_Recorded data_
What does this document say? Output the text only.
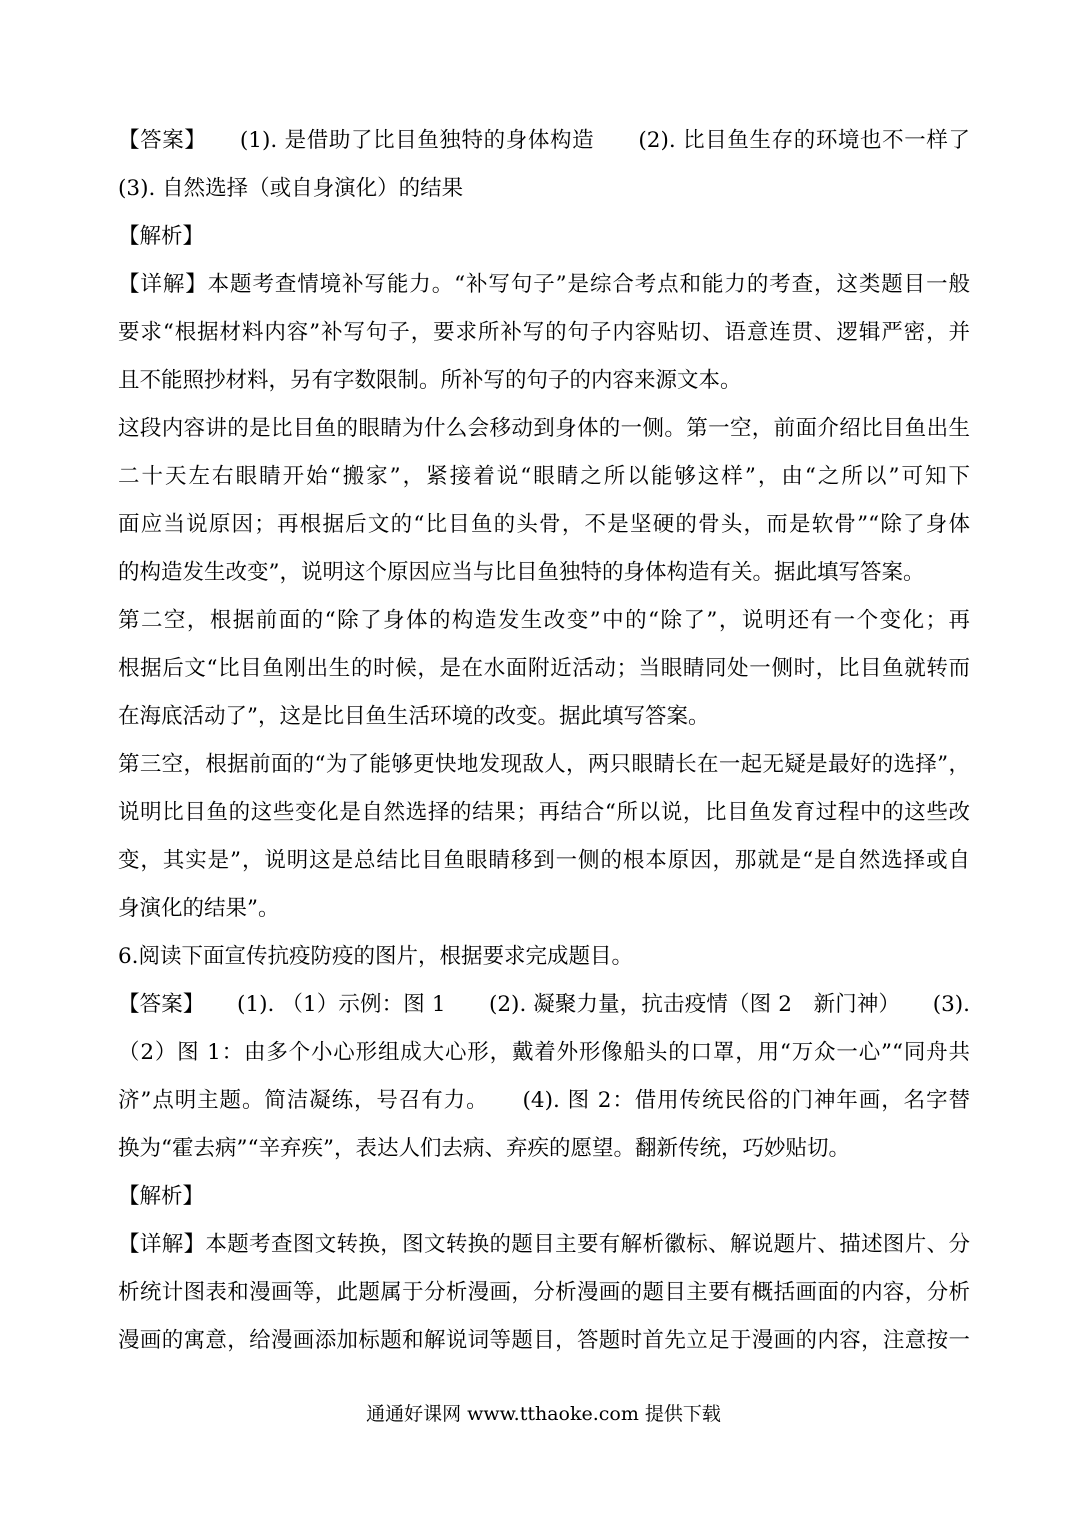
【答案】　　(1). 是借助了比目鱼独特的身体构造　　(2). 比目鱼生存的环境也不一样了
(3). 自然选择（或自身演化）的结果
【解析】
【详解】本题考查情境补写能力。“补写句子”是综合考点和能力的考查，这类题目一般
要求“根据材料内容”补写句子，要求所补写的句子内容贴切、语意连贯、逻辑严密，并
且不能照抄材料，另有字数限制。所补写的句子的内容来源文本。
这段内容讲的是比目鱼的眼睛为什么会移动到身体的一侧。第一空，前面介绍比目鱼出生
二十天左右眼睛开始“搬家”，紧接着说“眼睛之所以能够这样”，由“之所以”可知下
面应当说原因；再根据后文的“比目鱼的头骨，不是坚硬的骨头，而是软骨”“除了身体
的构造发生改变”，说明这个原因应当与比目鱼独特的身体构造有关。据此填写答案。
第二空，根据前面的“除了身体的构造发生改变”中的“除了”，说明还有一个变化；再
根据后文“比目鱼刚出生的时候，是在水面附近活动；当眼睛同处一侧时，比目鱼就转而
在海底活动了”，这是比目鱼生活环境的改变。据此填写答案。
第三空，根据前面的“为了能够更快地发现敌人，两只眼睛长在一起无疑是最好的选择”，
说明比目鱼的这些变化是自然选择的结果；再结合“所以说，比目鱼发育过程中的这些改
变，其实是”，说明这是总结比目鱼眼睛移到一侧的根本原因，那就是“是自然选择或自
身演化的结果”。
6.阅读下面宣传抗疫防疫的图片，根据要求完成题目。
【答案】　　(1). （1）示例：图 1　　(2). 凝聚力量，抗击疫情（图 2　新门神）　　(3).
（2）图 1：由多个小心形组成大心形，戴着外形像船头的口罩，用“万众一心”“同舟共
济”点明主题。简洁凝练，号召有力。　　(4). 图 2：借用传统民俗的门神年画，名字替
换为“霍去病”“辛弃疾”，表达人们去病、弃疾的愿望。翻新传统，巧妙贴切。
【解析】
【详解】本题考查图文转换，图文转换的题目主要有解析徽标、解说题片、描述图片、分
析统计图表和漫画等，此题属于分析漫画，分析漫画的题目主要有概括画面的内容，分析
漫画的寓意，给漫画添加标题和解说词等题目，答题时首先立足于漫画的内容，注意按一
通通好课网 www.tthaoke.com 提供下载
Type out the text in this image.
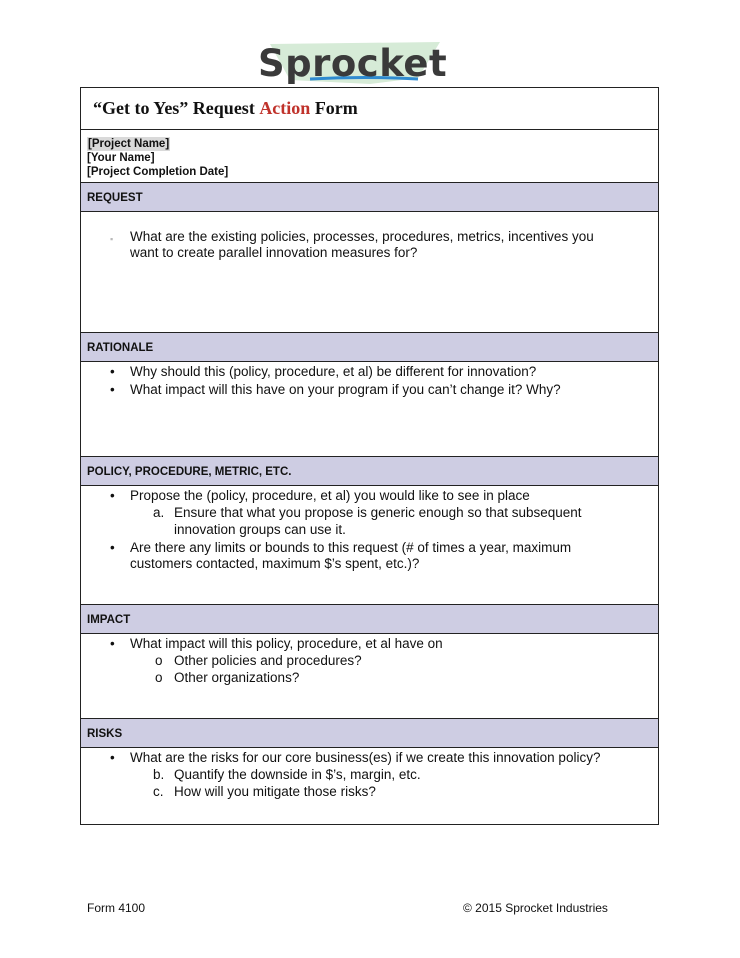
Sprocket
“Get to Yes” Request Action Form
[Project Name]
[Your Name]
[Project Completion Date]
REQUEST
▪ What are the existing policies, processes, procedures, metrics, incentives you
want to create parallel innovation measures for?
RATIONALE
• Why should this (policy, procedure, et al) be different for innovation?
• What impact will this have on your program if you can’t change it? Why?
POLICY, PROCEDURE, METRIC, ETC.
• Propose the (policy, procedure, et al) you would like to see in place
a. Ensure that what you propose is generic enough so that subsequent
innovation groups can use it.
• Are there any limits or bounds to this request (# of times a year, maximum
customers contacted, maximum $’s spent, etc.)?
IMPACT
• What impact will this policy, procedure, et al have on
o Other policies and procedures?
o Other organizations?
RISKS
• What are the risks for our core business(es) if we create this innovation policy?
b. Quantify the downside in $’s, margin, etc.
c. How will you mitigate those risks?
Form 4100	© 2015 Sprocket Industries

_Objective_
Pick each line holding the word "Other" out of the data and copy it.

_Correct result_
o Other policies and procedures?
o Other organizations?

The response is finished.